━━━ DATASET RECORDS ━━━
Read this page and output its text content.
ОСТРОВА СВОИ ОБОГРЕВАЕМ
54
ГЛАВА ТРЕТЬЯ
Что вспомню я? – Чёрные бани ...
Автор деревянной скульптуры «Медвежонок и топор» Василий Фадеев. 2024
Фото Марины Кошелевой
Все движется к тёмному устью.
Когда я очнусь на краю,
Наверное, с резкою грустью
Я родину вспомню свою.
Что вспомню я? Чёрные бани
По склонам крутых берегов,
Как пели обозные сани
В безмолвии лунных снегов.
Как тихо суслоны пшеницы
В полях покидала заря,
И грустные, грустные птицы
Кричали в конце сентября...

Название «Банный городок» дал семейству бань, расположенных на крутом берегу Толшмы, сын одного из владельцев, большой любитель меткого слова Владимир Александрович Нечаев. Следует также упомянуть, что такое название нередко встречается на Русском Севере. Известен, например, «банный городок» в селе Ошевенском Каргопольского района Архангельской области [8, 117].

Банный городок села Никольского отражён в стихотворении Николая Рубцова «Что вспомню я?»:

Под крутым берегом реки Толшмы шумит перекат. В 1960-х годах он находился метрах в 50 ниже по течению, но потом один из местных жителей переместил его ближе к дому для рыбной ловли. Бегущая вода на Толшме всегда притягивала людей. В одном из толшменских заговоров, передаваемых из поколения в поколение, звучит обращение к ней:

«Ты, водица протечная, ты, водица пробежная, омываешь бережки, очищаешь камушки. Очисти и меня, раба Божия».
━━━
━━━ DATASET RECORDS ━━━
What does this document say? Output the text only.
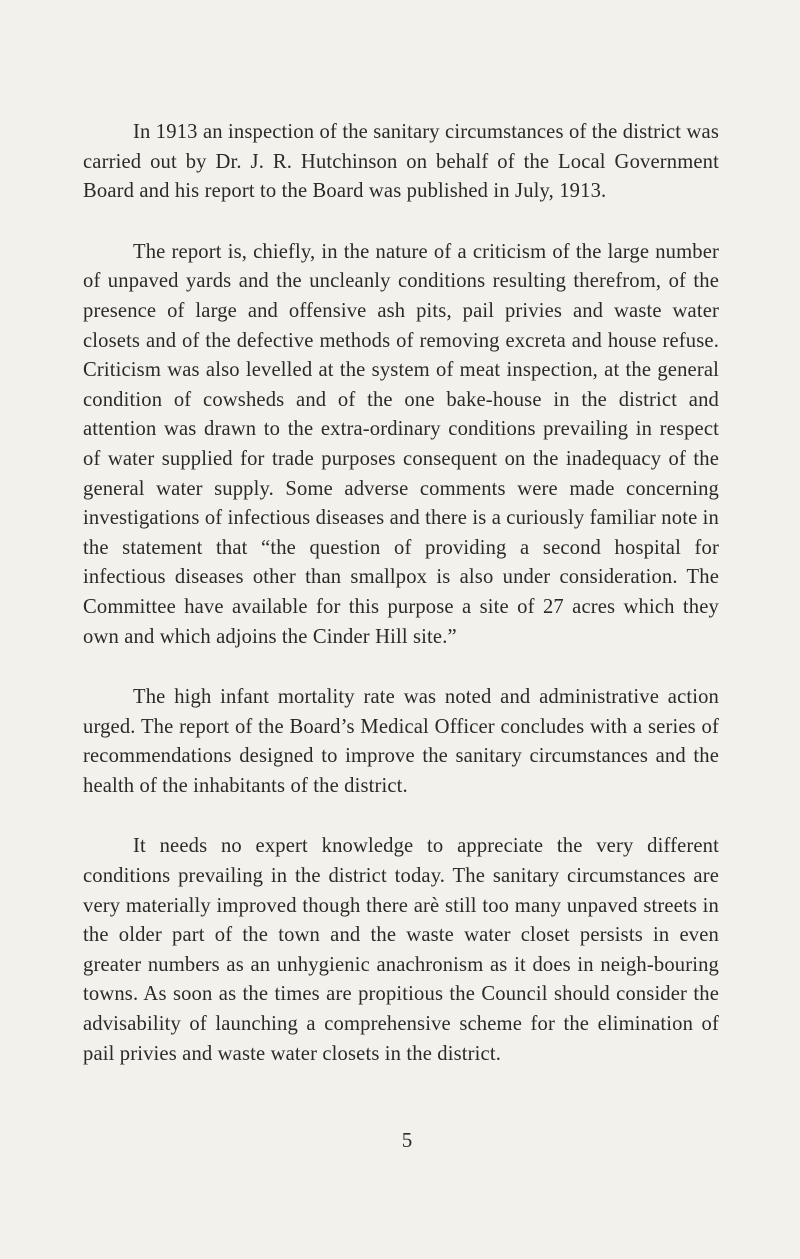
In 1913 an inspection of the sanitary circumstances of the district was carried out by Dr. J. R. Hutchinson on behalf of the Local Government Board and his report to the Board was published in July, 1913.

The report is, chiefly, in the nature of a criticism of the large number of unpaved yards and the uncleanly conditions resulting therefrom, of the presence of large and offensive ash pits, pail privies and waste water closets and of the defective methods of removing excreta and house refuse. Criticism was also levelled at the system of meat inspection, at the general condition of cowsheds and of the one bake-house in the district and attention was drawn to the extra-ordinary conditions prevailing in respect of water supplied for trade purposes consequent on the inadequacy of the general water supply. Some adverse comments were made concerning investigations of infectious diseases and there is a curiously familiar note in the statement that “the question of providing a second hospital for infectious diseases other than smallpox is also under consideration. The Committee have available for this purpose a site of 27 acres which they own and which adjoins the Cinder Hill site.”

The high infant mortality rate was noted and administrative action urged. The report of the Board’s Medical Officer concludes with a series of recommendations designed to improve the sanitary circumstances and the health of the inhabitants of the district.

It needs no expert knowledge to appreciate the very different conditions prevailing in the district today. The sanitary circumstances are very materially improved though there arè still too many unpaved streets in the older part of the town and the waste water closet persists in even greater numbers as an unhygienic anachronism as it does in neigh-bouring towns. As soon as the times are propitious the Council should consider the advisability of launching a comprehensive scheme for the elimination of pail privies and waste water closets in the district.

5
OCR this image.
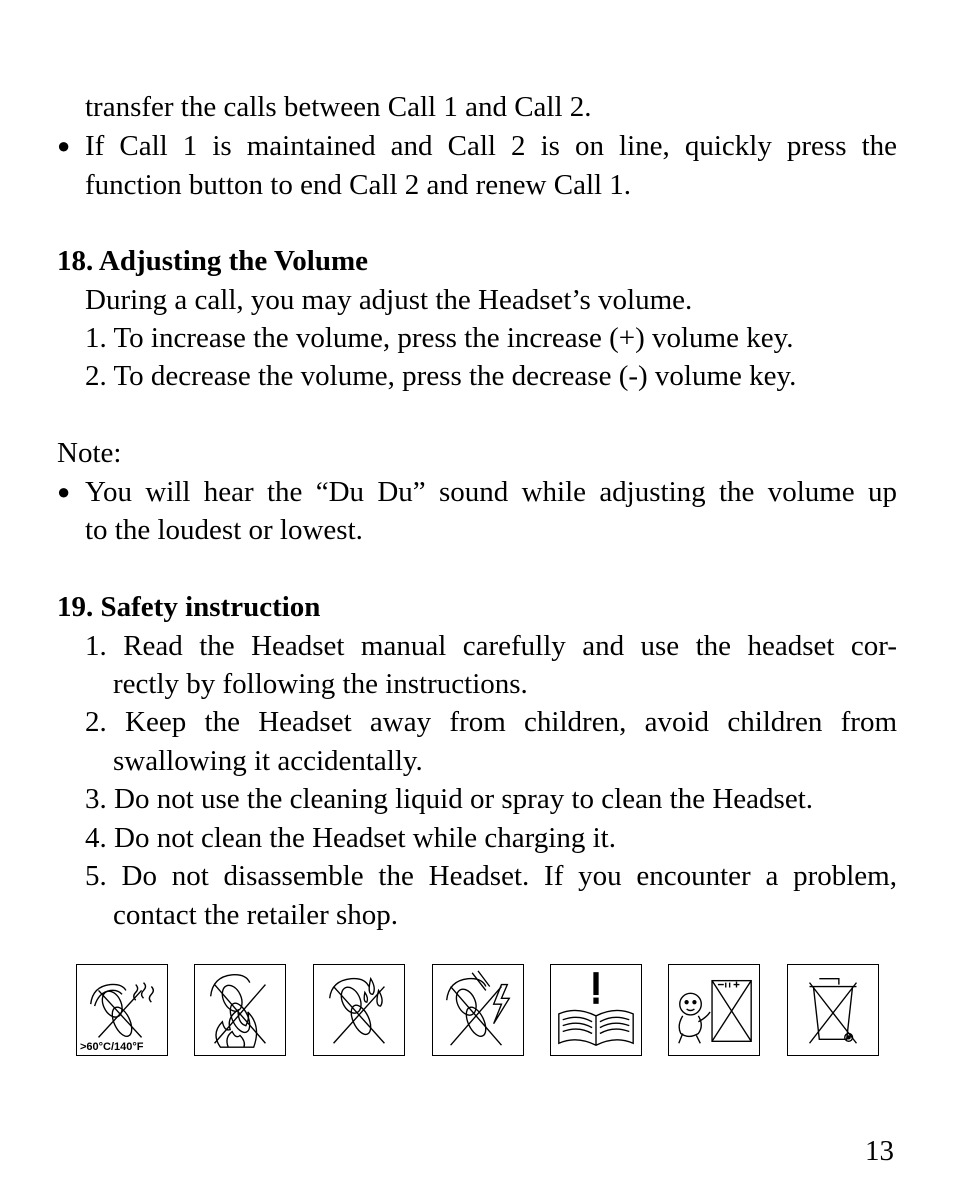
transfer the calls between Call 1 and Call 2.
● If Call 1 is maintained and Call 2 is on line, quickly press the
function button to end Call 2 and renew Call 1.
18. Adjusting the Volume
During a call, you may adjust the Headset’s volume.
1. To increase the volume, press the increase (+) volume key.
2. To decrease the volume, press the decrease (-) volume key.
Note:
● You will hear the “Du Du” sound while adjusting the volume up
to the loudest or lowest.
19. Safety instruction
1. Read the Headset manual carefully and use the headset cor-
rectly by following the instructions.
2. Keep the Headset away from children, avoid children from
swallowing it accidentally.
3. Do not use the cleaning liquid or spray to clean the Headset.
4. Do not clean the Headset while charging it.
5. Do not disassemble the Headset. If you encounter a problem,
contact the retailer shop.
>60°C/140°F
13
━━━
From the entries, copy out each line containing the word "does".

COMPLETED EXERCISE —
What does this document say? Output the text only.
It needs no expert knowledge to appreciate the very different conditions prevailing in the district today. The sanitary circumstances are very materially improved though there arè still too many unpaved streets in the older part of the town and the waste water closet persists in even greater numbers as an unhygienic anachronism as it does in neigh-bouring towns. As soon as the times are propitious the Council should consider the advisability of launching a comprehensive scheme for the elimination of pail privies and waste water closets in the district.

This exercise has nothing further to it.